=== Task inputs ===
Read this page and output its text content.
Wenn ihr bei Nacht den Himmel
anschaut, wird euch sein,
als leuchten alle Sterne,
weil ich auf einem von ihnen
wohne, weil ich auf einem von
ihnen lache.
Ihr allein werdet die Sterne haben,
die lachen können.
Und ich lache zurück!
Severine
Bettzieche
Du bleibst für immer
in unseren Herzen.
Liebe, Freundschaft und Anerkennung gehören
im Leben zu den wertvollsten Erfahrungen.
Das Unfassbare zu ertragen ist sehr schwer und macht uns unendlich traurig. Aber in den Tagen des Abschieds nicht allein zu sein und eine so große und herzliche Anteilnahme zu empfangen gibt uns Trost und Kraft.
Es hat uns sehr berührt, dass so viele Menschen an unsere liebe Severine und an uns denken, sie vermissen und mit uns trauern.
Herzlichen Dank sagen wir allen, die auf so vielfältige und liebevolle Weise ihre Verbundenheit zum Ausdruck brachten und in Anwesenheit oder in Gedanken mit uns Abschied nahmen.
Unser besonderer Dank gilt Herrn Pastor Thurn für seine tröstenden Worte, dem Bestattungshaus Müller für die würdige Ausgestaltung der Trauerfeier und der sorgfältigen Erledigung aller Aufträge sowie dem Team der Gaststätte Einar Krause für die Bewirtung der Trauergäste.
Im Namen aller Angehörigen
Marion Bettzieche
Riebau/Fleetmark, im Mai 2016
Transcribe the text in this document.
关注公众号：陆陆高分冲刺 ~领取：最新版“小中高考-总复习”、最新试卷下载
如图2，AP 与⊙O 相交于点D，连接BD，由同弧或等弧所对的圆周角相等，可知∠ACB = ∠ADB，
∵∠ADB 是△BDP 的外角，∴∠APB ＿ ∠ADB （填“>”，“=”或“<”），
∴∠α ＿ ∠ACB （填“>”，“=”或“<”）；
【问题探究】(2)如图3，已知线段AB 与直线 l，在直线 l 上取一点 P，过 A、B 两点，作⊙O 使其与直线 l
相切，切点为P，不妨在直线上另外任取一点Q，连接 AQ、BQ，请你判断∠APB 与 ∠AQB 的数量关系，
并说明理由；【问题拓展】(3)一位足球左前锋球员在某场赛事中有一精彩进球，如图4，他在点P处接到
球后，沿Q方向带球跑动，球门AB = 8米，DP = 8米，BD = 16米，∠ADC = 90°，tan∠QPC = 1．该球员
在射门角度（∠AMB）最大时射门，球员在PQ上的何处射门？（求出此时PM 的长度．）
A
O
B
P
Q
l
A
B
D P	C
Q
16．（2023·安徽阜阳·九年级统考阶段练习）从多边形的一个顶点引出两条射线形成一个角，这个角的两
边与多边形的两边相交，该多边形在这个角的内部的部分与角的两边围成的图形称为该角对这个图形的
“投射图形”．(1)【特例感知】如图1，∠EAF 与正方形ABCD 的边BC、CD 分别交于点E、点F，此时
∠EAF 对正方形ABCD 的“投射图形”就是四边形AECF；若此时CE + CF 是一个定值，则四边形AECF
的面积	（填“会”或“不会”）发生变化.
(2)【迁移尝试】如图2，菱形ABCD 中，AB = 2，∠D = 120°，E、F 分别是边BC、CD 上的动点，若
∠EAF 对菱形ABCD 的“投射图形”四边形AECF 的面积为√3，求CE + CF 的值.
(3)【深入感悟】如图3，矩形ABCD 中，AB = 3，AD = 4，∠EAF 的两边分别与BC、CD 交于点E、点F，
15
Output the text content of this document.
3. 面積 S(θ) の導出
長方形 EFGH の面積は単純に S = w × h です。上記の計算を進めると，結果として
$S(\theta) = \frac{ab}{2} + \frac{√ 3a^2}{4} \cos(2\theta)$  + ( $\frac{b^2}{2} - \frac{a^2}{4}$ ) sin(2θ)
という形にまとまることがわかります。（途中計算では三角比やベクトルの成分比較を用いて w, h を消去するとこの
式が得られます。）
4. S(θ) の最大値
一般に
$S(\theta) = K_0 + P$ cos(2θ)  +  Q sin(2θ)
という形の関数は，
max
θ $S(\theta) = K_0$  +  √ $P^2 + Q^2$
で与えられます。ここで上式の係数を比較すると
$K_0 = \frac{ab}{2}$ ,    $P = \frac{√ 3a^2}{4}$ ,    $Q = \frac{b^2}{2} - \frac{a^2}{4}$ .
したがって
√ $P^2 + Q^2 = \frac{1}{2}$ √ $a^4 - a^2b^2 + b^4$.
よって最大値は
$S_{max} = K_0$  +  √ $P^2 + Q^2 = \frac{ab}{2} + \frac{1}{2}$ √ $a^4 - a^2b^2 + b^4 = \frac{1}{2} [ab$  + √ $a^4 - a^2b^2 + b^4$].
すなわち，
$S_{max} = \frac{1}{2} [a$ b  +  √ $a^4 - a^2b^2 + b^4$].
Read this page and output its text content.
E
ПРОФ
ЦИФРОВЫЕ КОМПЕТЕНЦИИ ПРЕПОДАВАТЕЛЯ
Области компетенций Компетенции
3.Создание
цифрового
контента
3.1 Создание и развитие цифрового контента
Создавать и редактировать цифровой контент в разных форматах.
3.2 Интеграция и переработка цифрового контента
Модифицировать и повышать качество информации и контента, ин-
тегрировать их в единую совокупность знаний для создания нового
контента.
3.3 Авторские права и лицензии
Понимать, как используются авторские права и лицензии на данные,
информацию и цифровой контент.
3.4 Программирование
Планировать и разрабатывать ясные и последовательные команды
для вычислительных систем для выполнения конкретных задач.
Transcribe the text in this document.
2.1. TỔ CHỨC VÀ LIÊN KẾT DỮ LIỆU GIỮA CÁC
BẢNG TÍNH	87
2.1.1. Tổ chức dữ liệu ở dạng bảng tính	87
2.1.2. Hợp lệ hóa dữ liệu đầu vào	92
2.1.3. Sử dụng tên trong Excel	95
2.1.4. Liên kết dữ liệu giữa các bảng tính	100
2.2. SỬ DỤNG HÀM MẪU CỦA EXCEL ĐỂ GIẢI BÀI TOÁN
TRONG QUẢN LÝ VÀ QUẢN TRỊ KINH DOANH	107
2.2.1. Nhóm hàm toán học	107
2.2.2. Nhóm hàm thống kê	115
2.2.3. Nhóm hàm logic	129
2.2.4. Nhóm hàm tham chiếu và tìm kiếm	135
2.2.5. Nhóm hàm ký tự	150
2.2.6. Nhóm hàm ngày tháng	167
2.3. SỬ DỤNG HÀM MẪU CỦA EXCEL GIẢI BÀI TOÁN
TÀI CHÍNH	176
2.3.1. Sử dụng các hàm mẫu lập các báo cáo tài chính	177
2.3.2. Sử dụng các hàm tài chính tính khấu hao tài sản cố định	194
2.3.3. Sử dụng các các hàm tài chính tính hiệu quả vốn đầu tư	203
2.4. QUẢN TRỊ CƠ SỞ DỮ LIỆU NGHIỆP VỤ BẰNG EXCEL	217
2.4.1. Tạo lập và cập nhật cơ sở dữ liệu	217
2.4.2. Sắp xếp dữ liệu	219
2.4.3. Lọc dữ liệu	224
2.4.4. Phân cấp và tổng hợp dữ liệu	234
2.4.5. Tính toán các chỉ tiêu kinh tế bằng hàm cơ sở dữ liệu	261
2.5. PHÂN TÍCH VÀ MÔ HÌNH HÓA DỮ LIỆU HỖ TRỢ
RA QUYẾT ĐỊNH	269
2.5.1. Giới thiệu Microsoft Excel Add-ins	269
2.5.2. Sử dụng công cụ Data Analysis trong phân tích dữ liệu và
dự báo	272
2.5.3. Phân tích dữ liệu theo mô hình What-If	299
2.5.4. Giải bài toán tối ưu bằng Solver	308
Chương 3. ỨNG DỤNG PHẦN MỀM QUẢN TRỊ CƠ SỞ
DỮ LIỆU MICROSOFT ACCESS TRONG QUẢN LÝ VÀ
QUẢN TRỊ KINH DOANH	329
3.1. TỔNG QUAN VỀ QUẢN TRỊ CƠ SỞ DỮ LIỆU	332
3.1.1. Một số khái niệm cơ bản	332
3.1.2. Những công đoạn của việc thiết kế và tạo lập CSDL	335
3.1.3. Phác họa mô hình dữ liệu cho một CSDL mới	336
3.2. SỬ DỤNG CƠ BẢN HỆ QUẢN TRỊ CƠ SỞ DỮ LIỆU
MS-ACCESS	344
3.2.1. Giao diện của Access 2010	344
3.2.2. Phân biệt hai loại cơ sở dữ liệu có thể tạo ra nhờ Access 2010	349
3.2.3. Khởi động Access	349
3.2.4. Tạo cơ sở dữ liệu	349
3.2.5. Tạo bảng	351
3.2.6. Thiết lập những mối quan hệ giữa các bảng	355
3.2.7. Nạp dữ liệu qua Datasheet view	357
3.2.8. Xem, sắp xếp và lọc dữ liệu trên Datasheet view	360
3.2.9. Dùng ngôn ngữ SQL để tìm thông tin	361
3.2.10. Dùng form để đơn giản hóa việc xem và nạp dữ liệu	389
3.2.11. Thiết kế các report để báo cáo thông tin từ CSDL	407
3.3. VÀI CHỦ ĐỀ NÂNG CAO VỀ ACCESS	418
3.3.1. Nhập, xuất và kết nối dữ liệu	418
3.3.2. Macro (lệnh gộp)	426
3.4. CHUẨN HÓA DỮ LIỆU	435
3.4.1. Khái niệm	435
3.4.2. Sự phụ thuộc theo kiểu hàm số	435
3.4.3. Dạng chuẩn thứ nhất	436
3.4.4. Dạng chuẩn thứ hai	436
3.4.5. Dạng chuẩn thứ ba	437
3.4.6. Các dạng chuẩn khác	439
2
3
===
§ **Objective**
Copy out each line of the records that holds the string "weil".

§ **Output of the exercise**
weil ich auf einem von ihnen
wohne, weil ich auf einem von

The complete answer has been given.